◆ The exercise: Reproduce the entries exactly.

[Records from a data source]
· · · · · · ·
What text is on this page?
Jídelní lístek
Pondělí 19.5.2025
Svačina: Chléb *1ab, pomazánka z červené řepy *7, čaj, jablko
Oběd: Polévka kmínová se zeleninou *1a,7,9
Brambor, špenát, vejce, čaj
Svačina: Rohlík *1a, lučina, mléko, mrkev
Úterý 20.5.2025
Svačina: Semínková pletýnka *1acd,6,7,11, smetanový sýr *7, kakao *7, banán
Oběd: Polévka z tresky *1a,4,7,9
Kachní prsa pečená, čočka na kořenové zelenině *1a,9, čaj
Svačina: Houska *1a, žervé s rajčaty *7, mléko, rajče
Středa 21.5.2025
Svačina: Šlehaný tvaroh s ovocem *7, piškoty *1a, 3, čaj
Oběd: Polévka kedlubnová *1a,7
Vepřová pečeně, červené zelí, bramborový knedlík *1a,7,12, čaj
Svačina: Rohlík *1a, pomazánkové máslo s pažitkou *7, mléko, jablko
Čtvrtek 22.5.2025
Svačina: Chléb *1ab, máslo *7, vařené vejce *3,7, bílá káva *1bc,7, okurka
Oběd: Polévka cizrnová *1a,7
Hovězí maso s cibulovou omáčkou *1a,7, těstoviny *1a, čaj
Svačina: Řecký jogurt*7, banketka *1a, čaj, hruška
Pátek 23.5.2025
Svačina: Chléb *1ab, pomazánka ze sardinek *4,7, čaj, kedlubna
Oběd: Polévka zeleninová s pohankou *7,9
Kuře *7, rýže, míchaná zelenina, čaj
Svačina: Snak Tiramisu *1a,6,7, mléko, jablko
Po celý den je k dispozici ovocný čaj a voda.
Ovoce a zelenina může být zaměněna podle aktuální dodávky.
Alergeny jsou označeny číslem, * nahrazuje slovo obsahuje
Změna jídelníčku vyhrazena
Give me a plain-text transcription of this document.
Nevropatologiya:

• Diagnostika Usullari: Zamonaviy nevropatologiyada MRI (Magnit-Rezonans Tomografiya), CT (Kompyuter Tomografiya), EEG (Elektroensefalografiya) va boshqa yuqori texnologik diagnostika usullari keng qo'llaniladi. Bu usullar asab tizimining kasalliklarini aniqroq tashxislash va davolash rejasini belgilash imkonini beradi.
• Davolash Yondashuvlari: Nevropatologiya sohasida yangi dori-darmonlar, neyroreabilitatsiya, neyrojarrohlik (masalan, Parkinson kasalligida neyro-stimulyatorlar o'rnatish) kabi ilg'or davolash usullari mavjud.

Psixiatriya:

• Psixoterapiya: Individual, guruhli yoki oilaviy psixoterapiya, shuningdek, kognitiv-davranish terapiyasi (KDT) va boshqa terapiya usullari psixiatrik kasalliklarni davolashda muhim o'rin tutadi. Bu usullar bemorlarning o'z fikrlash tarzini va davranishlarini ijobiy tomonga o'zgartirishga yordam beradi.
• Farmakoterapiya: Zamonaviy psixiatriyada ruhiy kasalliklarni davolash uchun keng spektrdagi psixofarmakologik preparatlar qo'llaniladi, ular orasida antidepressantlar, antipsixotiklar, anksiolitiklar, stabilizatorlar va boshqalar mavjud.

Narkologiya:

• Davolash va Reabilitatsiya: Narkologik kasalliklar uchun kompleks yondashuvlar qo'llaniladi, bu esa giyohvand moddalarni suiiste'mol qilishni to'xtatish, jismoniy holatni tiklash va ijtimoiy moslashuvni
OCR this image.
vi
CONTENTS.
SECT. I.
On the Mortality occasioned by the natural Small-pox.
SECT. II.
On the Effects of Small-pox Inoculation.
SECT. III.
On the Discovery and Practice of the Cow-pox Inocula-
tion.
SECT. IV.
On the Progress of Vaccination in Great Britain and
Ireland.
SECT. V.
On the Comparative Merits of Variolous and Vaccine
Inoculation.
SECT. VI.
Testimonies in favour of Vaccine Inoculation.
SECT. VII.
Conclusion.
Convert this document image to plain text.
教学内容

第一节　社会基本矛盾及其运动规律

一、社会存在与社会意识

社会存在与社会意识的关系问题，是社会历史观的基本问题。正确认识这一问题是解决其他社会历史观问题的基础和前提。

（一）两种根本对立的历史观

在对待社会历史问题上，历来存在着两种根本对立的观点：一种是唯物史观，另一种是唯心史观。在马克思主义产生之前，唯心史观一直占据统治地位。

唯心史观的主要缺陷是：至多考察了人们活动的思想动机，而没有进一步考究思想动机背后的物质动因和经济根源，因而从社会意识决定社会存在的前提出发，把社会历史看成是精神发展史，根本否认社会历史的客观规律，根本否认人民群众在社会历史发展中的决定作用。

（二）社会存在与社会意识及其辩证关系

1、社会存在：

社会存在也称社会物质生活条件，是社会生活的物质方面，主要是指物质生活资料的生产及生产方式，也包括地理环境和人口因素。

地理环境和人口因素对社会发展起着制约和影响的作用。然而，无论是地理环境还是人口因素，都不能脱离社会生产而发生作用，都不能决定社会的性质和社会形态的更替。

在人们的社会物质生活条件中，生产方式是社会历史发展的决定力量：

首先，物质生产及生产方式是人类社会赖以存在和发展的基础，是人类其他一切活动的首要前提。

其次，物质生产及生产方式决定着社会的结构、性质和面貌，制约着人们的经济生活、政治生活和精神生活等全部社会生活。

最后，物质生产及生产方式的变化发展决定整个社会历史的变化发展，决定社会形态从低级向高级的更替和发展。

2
· · · · · · ·
◆ Written solution:
What text is on this page?
Jídelní lístek
Pondělí 19.5.2025
Svačina: Chléb *1ab, pomazánka z červené řepy *7, čaj, jablko
Oběd: Polévka kmínová se zeleninou *1a,7,9
Brambor, špenát, vejce, čaj
Svačina: Rohlík *1a, lučina, mléko, mrkev
Úterý 20.5.2025
Svačina: Semínková pletýnka *1acd,6,7,11, smetanový sýr *7, kakao *7, banán
Oběd: Polévka z tresky *1a,4,7,9
Kachní prsa pečená, čočka na kořenové zelenině *1a,9, čaj
Svačina: Houska *1a, žervé s rajčaty *7, mléko, rajče
Středa 21.5.2025
Svačina: Šlehaný tvaroh s ovocem *7, piškoty *1a, 3, čaj
Oběd: Polévka kedlubnová *1a,7
Vepřová pečeně, červené zelí, bramborový knedlík *1a,7,12, čaj
Svačina: Rohlík *1a, pomazánkové máslo s pažitkou *7, mléko, jablko
Čtvrtek 22.5.2025
Svačina: Chléb *1ab, máslo *7, vařené vejce *3,7, bílá káva *1bc,7, okurka
Oběd: Polévka cizrnová *1a,7
Hovězí maso s cibulovou omáčkou *1a,7, těstoviny *1a, čaj
Svačina: Řecký jogurt*7, banketka *1a, čaj, hruška
Pátek 23.5.2025
Svačina: Chléb *1ab, pomazánka ze sardinek *4,7, čaj, kedlubna
Oběd: Polévka zeleninová s pohankou *7,9
Kuře *7, rýže, míchaná zelenina, čaj
Svačina: Snak Tiramisu *1a,6,7, mléko, jablko
Po celý den je k dispozici ovocný čaj a voda.
Ovoce a zelenina může být zaměněna podle aktuální dodávky.
Alergeny jsou označeny číslem, * nahrazuje slovo obsahuje
Změna jídelníčku vyhrazena
Give me a plain-text transcription of this document.
Nevropatologiya:

• Diagnostika Usullari: Zamonaviy nevropatologiyada MRI (Magnit-Rezonans Tomografiya), CT (Kompyuter Tomografiya), EEG (Elektroensefalografiya) va boshqa yuqori texnologik diagnostika usullari keng qo'llaniladi. Bu usullar asab tizimining kasalliklarini aniqroq tashxislash va davolash rejasini belgilash imkonini beradi.
• Davolash Yondashuvlari: Nevropatologiya sohasida yangi dori-darmonlar, neyroreabilitatsiya, neyrojarrohlik (masalan, Parkinson kasalligida neyro-stimulyatorlar o'rnatish) kabi ilg'or davolash usullari mavjud.

Psixiatriya:

• Psixoterapiya: Individual, guruhli yoki oilaviy psixoterapiya, shuningdek, kognitiv-davranish terapiyasi (KDT) va boshqa terapiya usullari psixiatrik kasalliklarni davolashda muhim o'rin tutadi. Bu usullar bemorlarning o'z fikrlash tarzini va davranishlarini ijobiy tomonga o'zgartirishga yordam beradi.
• Farmakoterapiya: Zamonaviy psixiatriyada ruhiy kasalliklarni davolash uchun keng spektrdagi psixofarmakologik preparatlar qo'llaniladi, ular orasida antidepressantlar, antipsixotiklar, anksiolitiklar, stabilizatorlar va boshqalar mavjud.

Narkologiya:

• Davolash va Reabilitatsiya: Narkologik kasalliklar uchun kompleks yondashuvlar qo'llaniladi, bu esa giyohvand moddalarni suiiste'mol qilishni to'xtatish, jismoniy holatni tiklash va ijtimoiy moslashuvni
OCR this image.
vi
CONTENTS.
SECT. I.
On the Mortality occasioned by the natural Small-pox.
SECT. II.
On the Effects of Small-pox Inoculation.
SECT. III.
On the Discovery and Practice of the Cow-pox Inocula-
tion.
SECT. IV.
On the Progress of Vaccination in Great Britain and
Ireland.
SECT. V.
On the Comparative Merits of Variolous and Vaccine
Inoculation.
SECT. VI.
Testimonies in favour of Vaccine Inoculation.
SECT. VII.
Conclusion.
Convert this document image to plain text.
教学内容

第一节　社会基本矛盾及其运动规律

一、社会存在与社会意识

社会存在与社会意识的关系问题，是社会历史观的基本问题。正确认识这一问题是解决其他社会历史观问题的基础和前提。

（一）两种根本对立的历史观

在对待社会历史问题上，历来存在着两种根本对立的观点：一种是唯物史观，另一种是唯心史观。在马克思主义产生之前，唯心史观一直占据统治地位。

唯心史观的主要缺陷是：至多考察了人们活动的思想动机，而没有进一步考究思想动机背后的物质动因和经济根源，因而从社会意识决定社会存在的前提出发，把社会历史看成是精神发展史，根本否认社会历史的客观规律，根本否认人民群众在社会历史发展中的决定作用。

（二）社会存在与社会意识及其辩证关系

1、社会存在：

社会存在也称社会物质生活条件，是社会生活的物质方面，主要是指物质生活资料的生产及生产方式，也包括地理环境和人口因素。

地理环境和人口因素对社会发展起着制约和影响的作用。然而，无论是地理环境还是人口因素，都不能脱离社会生产而发生作用，都不能决定社会的性质和社会形态的更替。

在人们的社会物质生活条件中，生产方式是社会历史发展的决定力量：

首先，物质生产及生产方式是人类社会赖以存在和发展的基础，是人类其他一切活动的首要前提。

其次，物质生产及生产方式决定着社会的结构、性质和面貌，制约着人们的经济生活、政治生活和精神生活等全部社会生活。

最后，物质生产及生产方式的变化发展决定整个社会历史的变化发展，决定社会形态从低级向高级的更替和发展。

2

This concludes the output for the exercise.